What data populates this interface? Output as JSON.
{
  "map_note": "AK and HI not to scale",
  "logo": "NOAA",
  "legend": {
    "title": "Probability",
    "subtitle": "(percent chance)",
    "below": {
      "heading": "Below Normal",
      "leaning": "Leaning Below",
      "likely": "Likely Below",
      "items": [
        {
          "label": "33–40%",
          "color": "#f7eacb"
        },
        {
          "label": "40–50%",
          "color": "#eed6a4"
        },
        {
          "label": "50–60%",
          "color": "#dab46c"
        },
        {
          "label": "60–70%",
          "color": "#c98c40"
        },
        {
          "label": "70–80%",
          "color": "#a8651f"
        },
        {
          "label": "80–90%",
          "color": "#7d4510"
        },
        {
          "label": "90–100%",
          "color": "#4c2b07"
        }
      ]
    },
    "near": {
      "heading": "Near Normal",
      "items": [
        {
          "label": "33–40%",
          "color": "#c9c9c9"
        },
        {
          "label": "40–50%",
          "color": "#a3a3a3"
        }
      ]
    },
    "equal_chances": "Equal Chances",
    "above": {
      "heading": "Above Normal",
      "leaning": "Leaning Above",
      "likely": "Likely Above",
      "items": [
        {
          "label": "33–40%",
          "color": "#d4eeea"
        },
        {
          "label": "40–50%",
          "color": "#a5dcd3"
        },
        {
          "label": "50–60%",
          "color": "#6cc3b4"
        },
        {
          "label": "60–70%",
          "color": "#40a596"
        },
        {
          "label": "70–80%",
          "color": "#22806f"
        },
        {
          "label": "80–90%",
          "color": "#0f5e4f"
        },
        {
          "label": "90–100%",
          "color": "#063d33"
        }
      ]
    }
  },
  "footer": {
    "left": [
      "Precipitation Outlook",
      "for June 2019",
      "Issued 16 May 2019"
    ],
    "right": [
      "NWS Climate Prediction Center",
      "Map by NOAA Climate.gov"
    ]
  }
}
------------------------------------------------
Your instructions
Copy all of the data exactly.

The answer
What data populates this interface? Output as JSON.
{
  "map_note": "AK and HI not to scale",
  "logo": "NOAA",
  "legend": {
    "title": "Probability",
    "subtitle": "(percent chance)",
    "below": {
      "heading": "Below Normal",
      "leaning": "Leaning Below",
      "likely": "Likely Below",
      "items": [
        {
          "label": "33–40%",
          "color": "#f7eacb"
        },
        {
          "label": "40–50%",
          "color": "#eed6a4"
        },
        {
          "label": "50–60%",
          "color": "#dab46c"
        },
        {
          "label": "60–70%",
          "color": "#c98c40"
        },
        {
          "label": "70–80%",
          "color": "#a8651f"
        },
        {
          "label": "80–90%",
          "color": "#7d4510"
        },
        {
          "label": "90–100%",
          "color": "#4c2b07"
        }
      ]
    },
    "near": {
      "heading": "Near Normal",
      "items": [
        {
          "label": "33–40%",
          "color": "#c9c9c9"
        },
        {
          "label": "40–50%",
          "color": "#a3a3a3"
        }
      ]
    },
    "equal_chances": "Equal Chances",
    "above": {
      "heading": "Above Normal",
      "leaning": "Leaning Above",
      "likely": "Likely Above",
      "items": [
        {
          "label": "33–40%",
          "color": "#d4eeea"
        },
        {
          "label": "40–50%",
          "color": "#a5dcd3"
        },
        {
          "label": "50–60%",
          "color": "#6cc3b4"
        },
        {
          "label": "60–70%",
          "color": "#40a596"
        },
        {
          "label": "70–80%",
          "color": "#22806f"
        },
        {
          "label": "80–90%",
          "color": "#0f5e4f"
        },
        {
          "label": "90–100%",
          "color": "#063d33"
        }
      ]
    }
  },
  "footer": {
    "left": [
      "Precipitation Outlook",
      "for June 2019",
      "Issued 16 May 2019"
    ],
    "right": [
      "NWS Climate Prediction Center",
      "Map by NOAA Climate.gov"
    ]
  }
}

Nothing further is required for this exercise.